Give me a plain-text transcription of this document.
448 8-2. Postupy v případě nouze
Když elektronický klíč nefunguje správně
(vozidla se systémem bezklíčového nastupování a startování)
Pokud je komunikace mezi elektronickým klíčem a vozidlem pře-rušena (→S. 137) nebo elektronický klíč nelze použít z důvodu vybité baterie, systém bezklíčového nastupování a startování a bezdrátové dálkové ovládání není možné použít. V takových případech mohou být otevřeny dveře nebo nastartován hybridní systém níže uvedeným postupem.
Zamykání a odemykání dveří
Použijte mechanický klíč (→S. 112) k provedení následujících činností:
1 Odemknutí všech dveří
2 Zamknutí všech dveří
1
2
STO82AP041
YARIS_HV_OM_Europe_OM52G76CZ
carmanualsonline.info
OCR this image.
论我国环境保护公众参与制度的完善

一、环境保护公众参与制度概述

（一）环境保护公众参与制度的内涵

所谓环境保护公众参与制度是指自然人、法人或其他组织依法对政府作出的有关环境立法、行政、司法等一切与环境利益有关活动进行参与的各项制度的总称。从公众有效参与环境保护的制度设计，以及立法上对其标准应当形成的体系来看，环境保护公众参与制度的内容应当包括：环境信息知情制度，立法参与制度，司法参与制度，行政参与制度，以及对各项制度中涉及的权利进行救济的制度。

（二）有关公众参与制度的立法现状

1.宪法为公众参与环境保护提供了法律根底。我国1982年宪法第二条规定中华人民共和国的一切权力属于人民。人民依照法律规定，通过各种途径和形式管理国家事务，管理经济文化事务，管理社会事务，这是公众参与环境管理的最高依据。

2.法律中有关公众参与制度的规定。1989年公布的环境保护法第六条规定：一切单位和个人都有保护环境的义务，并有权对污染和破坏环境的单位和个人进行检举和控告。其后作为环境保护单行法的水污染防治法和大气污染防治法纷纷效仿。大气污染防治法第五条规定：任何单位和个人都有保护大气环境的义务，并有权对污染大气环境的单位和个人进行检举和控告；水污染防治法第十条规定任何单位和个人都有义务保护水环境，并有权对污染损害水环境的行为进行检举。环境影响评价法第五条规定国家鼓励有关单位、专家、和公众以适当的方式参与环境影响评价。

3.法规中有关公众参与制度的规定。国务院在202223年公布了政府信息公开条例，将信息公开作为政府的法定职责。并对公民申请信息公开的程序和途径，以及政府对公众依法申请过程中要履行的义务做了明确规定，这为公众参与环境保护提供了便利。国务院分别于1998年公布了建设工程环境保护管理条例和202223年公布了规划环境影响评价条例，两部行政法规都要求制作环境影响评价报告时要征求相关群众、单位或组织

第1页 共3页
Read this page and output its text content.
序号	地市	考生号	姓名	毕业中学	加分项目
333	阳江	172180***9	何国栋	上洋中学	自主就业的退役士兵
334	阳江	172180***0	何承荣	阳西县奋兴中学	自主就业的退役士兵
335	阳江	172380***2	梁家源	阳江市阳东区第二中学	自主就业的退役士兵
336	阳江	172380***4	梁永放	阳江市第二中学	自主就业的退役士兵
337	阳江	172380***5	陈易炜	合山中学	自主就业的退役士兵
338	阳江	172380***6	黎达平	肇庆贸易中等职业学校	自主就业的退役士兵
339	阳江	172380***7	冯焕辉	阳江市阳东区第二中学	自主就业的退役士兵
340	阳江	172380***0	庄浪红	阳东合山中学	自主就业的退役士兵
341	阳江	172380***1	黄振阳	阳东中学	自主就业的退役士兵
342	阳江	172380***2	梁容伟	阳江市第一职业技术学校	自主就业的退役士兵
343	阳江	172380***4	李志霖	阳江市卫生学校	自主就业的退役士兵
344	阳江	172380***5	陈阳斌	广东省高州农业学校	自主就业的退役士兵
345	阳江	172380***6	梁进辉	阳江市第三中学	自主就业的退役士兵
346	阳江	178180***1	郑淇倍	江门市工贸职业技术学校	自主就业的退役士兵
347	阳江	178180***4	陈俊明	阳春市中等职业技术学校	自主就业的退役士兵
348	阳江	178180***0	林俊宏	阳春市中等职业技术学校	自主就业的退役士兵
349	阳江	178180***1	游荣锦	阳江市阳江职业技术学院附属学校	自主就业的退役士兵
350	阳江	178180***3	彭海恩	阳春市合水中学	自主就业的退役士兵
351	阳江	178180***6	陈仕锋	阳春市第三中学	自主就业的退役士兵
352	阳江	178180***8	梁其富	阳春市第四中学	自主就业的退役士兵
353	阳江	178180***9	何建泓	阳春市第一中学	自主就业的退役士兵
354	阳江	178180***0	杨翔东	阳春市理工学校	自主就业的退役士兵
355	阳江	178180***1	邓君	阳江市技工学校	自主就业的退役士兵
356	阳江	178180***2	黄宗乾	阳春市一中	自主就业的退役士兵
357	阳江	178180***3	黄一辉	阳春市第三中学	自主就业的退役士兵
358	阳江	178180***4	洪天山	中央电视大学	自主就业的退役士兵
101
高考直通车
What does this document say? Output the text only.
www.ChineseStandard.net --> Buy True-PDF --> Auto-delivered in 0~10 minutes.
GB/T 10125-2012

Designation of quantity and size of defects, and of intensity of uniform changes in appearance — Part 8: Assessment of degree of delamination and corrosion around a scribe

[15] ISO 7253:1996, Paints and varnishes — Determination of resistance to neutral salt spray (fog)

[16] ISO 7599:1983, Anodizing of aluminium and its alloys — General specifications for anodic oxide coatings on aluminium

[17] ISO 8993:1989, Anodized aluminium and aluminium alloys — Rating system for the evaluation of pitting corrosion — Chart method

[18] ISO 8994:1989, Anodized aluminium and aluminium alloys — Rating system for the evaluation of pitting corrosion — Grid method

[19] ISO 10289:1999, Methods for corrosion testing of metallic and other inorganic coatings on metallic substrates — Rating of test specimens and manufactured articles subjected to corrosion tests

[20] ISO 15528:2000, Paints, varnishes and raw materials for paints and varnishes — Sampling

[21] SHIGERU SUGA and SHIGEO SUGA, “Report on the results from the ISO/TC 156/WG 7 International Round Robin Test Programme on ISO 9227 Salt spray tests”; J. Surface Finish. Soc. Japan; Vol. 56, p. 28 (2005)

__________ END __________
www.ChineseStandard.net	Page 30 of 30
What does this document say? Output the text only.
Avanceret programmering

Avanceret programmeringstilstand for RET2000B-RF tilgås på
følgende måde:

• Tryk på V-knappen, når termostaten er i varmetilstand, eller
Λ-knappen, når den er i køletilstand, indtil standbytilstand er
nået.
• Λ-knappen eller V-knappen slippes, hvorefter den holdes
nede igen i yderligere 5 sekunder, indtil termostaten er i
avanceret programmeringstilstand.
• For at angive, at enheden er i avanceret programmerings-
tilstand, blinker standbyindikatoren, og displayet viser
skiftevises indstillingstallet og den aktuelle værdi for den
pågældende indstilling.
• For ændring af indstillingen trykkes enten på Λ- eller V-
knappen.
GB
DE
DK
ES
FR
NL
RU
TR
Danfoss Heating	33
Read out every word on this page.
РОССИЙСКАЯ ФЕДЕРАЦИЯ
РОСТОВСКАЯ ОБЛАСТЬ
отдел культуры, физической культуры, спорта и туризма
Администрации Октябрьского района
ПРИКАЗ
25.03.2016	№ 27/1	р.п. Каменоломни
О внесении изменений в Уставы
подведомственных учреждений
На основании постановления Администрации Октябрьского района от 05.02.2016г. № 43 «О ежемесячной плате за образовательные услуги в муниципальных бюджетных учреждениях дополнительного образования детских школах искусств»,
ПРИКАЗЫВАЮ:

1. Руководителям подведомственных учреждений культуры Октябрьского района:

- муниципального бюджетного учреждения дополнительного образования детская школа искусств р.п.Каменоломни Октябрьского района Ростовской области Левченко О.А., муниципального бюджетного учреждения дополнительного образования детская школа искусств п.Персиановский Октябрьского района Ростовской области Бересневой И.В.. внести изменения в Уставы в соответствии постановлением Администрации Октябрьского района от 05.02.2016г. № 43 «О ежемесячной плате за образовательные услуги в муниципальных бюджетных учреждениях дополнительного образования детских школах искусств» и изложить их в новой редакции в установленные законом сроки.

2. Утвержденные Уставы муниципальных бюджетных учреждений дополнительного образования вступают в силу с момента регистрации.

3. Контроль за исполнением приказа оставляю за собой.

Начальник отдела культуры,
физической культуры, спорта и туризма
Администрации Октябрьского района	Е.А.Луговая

▬▬▬▬▬▬▬▬▬▬

WHAT IS BEING ASKED — Locate the word "coatings" in the records and collect each line it appears in.

TASK SOLUTION —
[16] ISO 7599:1983, Anodizing of aluminium and its alloys — General specifications for anodic oxide coatings on aluminium
[19] ISO 10289:1999, Methods for corrosion testing of metallic and other inorganic coatings on metallic substrates — Rating of test specimens and manufactured articles subjected to corrosion tests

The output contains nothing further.